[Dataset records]
• • • • • • •

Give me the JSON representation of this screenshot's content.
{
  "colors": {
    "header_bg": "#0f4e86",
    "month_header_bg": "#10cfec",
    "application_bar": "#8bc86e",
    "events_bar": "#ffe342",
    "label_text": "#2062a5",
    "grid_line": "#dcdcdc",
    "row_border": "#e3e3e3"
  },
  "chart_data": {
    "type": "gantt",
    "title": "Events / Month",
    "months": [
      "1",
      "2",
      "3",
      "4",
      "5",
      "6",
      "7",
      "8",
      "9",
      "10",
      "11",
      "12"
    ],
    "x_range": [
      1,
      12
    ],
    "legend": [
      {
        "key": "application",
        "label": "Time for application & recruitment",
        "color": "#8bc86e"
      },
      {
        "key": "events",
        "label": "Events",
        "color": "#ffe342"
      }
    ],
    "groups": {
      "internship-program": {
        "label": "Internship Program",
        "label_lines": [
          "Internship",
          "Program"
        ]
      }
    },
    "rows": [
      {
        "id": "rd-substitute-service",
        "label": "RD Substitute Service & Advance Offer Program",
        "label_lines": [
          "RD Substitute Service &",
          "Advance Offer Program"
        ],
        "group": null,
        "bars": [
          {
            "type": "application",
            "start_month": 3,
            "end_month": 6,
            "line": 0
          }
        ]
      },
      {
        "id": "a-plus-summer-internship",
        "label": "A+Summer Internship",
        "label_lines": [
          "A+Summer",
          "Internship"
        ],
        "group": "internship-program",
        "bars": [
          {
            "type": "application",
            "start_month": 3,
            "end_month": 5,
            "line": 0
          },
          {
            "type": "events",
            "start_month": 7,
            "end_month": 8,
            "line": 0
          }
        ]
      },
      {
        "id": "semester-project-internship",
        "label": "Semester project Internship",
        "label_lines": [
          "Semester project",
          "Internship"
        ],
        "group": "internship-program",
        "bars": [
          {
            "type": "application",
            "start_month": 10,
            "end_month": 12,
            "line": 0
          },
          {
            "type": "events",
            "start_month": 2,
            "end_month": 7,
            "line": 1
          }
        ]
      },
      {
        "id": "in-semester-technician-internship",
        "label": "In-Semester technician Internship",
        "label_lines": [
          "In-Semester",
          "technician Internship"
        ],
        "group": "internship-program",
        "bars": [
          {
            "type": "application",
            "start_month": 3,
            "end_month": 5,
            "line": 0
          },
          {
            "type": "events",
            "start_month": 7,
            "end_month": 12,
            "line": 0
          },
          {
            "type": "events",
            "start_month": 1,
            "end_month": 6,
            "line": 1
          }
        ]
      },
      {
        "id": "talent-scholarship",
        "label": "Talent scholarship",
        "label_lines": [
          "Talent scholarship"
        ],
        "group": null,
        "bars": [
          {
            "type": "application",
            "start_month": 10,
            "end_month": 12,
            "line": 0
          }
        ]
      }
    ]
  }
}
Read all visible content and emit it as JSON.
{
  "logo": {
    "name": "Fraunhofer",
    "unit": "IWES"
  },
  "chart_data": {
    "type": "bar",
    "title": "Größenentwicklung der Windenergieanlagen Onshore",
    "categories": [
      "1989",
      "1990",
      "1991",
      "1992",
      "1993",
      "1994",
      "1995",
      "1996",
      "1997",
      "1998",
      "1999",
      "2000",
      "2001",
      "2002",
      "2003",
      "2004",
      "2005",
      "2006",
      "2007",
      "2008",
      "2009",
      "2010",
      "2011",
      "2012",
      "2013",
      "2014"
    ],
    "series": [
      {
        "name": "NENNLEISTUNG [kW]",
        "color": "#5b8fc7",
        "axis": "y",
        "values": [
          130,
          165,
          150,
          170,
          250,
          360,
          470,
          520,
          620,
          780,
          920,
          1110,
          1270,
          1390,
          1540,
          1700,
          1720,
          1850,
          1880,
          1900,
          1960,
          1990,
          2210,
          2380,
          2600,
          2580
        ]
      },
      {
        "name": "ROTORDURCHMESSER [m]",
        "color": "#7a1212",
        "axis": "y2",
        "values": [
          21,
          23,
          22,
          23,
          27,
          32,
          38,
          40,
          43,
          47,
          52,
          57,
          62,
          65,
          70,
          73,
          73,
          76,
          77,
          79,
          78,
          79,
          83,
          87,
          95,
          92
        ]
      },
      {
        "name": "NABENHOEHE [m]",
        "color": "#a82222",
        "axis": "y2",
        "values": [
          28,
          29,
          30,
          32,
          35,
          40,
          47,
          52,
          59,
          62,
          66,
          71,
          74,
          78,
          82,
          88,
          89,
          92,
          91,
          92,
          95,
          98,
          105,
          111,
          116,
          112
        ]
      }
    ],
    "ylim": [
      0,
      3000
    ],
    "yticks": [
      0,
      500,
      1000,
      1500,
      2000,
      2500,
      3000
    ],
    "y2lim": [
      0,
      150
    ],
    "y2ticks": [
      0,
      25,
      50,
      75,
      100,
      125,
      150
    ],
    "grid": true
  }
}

• • • • • • •

## [Problem statement]
Count how many lines above contain the word "content". Reply with the number alone.

## [Final result]
2